*Task statement*. Omit all images. Write out the rest of the material exactly.

*Records shown*.
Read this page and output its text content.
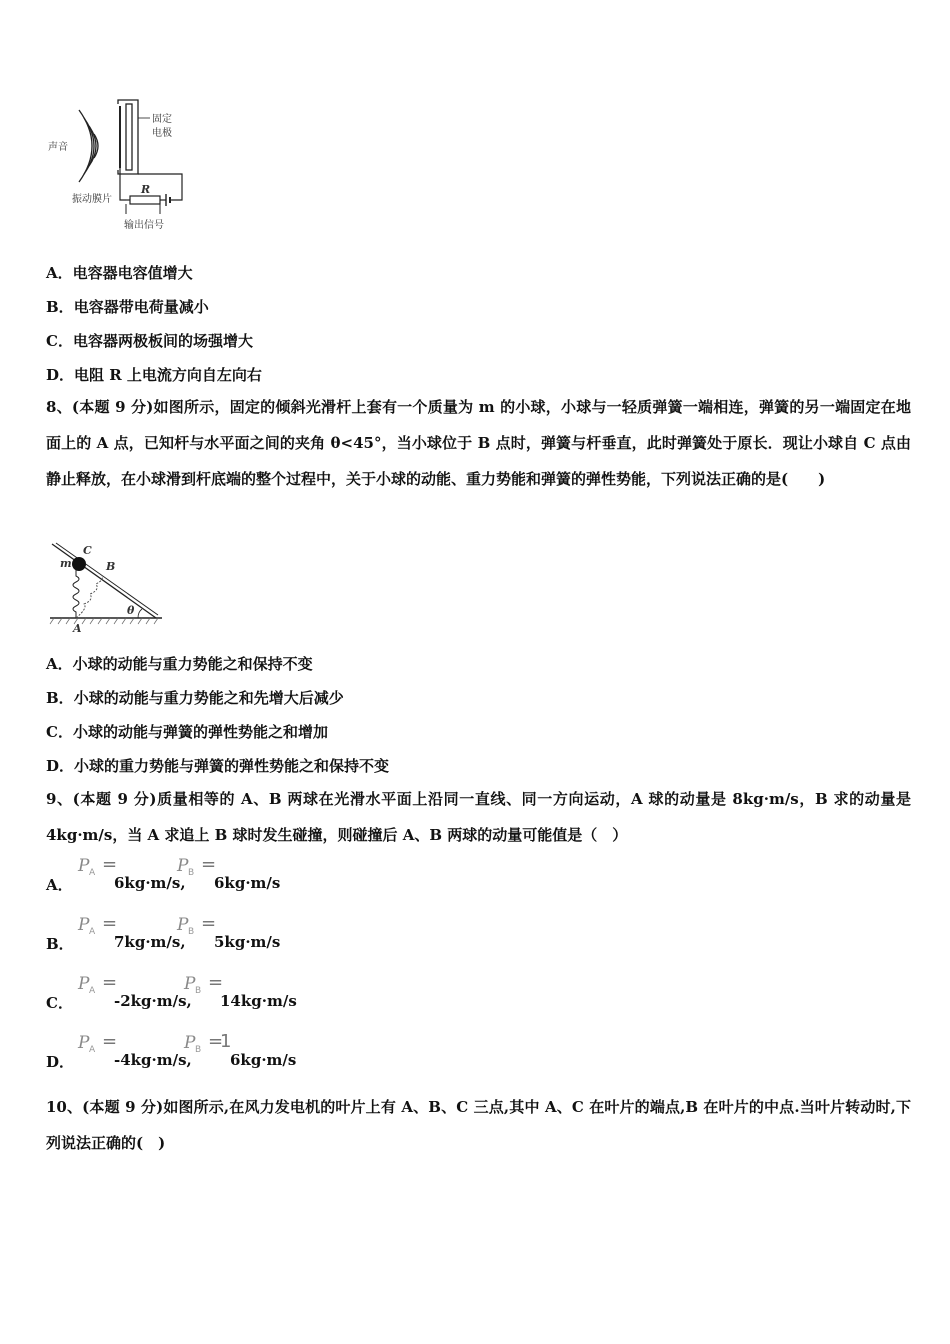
声音
固定
电极
R
振动膜片
输出信号
A．电容器电容值增大
B．电容器带电荷量减小
C．电容器两极板间的场强增大
D．电阻 R 上电流方向自左向右

8、(本题 9 分)如图所示，固定的倾斜光滑杆上套有一个质量为 m 的小球，小球与一轻质弹簧一端相连，弹簧的另一端固定在地面上的 A 点，已知杆与水平面之间的夹角 θ<45°，当小球位于 B 点时，弹簧与杆垂直，此时弹簧处于原长．现让小球自 C 点由静止释放，在小球滑到杆底端的整个过程中，关于小球的动能、重力势能和弹簧的弹性势能，下列说法正确的是(　　)

C
m	B
A
θ
A．小球的动能与重力势能之和保持不变
B．小球的动能与重力势能之和先增大后减少
C．小球的动能与弹簧的弹性势能之和增加
D．小球的重力势能与弹簧的弹性势能之和保持不变

9、(本题 9 分)质量相等的 A、B 两球在光滑水平面上沿同一直线、同一方向运动，A 球的动量是 8kg·m/s，B 求的动量是 4kg·m/s，当 A 求追上 B 球时发生碰撞，则碰撞后 A、B 两球的动量可能值是（　）

A．
P A =
6kg·m/s,
P B =
6kg·m/s
B．
P A =
7kg·m/s,
P B =
5kg·m/s
C．
P A =
-2kg·m/s,
P B =
14kg·m/s
D．
P A =
-4kg·m/s,
P B =
1
6kg·m/s

10、(本题 9 分)如图所示,在风力发电机的叶片上有 A、B、C 三点,其中 A、C 在叶片的端点,B 在叶片的中点.当叶片转动时,下列说法正确的(　)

*The response*.
Read this page and output its text content.
声音
固定
电极
R
振动膜片
输出信号
A．电容器电容值增大
B．电容器带电荷量减小
C．电容器两极板间的场强增大
D．电阻 R 上电流方向自左向右

8、(本题 9 分)如图所示，固定的倾斜光滑杆上套有一个质量为 m 的小球，小球与一轻质弹簧一端相连，弹簧的另一端固定在地面上的 A 点，已知杆与水平面之间的夹角 θ<45°，当小球位于 B 点时，弹簧与杆垂直，此时弹簧处于原长．现让小球自 C 点由静止释放，在小球滑到杆底端的整个过程中，关于小球的动能、重力势能和弹簧的弹性势能，下列说法正确的是(　　)

C
m	B
A
θ
A．小球的动能与重力势能之和保持不变
B．小球的动能与重力势能之和先增大后减少
C．小球的动能与弹簧的弹性势能之和增加
D．小球的重力势能与弹簧的弹性势能之和保持不变

9、(本题 9 分)质量相等的 A、B 两球在光滑水平面上沿同一直线、同一方向运动，A 球的动量是 8kg·m/s，B 求的动量是 4kg·m/s，当 A 求追上 B 球时发生碰撞，则碰撞后 A、B 两球的动量可能值是（　）

A．
P A =
6kg·m/s,
P B =
6kg·m/s
B．
P A =
7kg·m/s,
P B =
5kg·m/s
C．
P A =
-2kg·m/s,
P B =
14kg·m/s
D．
P A =
-4kg·m/s,
P B =
1
6kg·m/s

10、(本题 9 分)如图所示,在风力发电机的叶片上有 A、B、C 三点,其中 A、C 在叶片的端点,B 在叶片的中点.当叶片转动时,下列说法正确的(　)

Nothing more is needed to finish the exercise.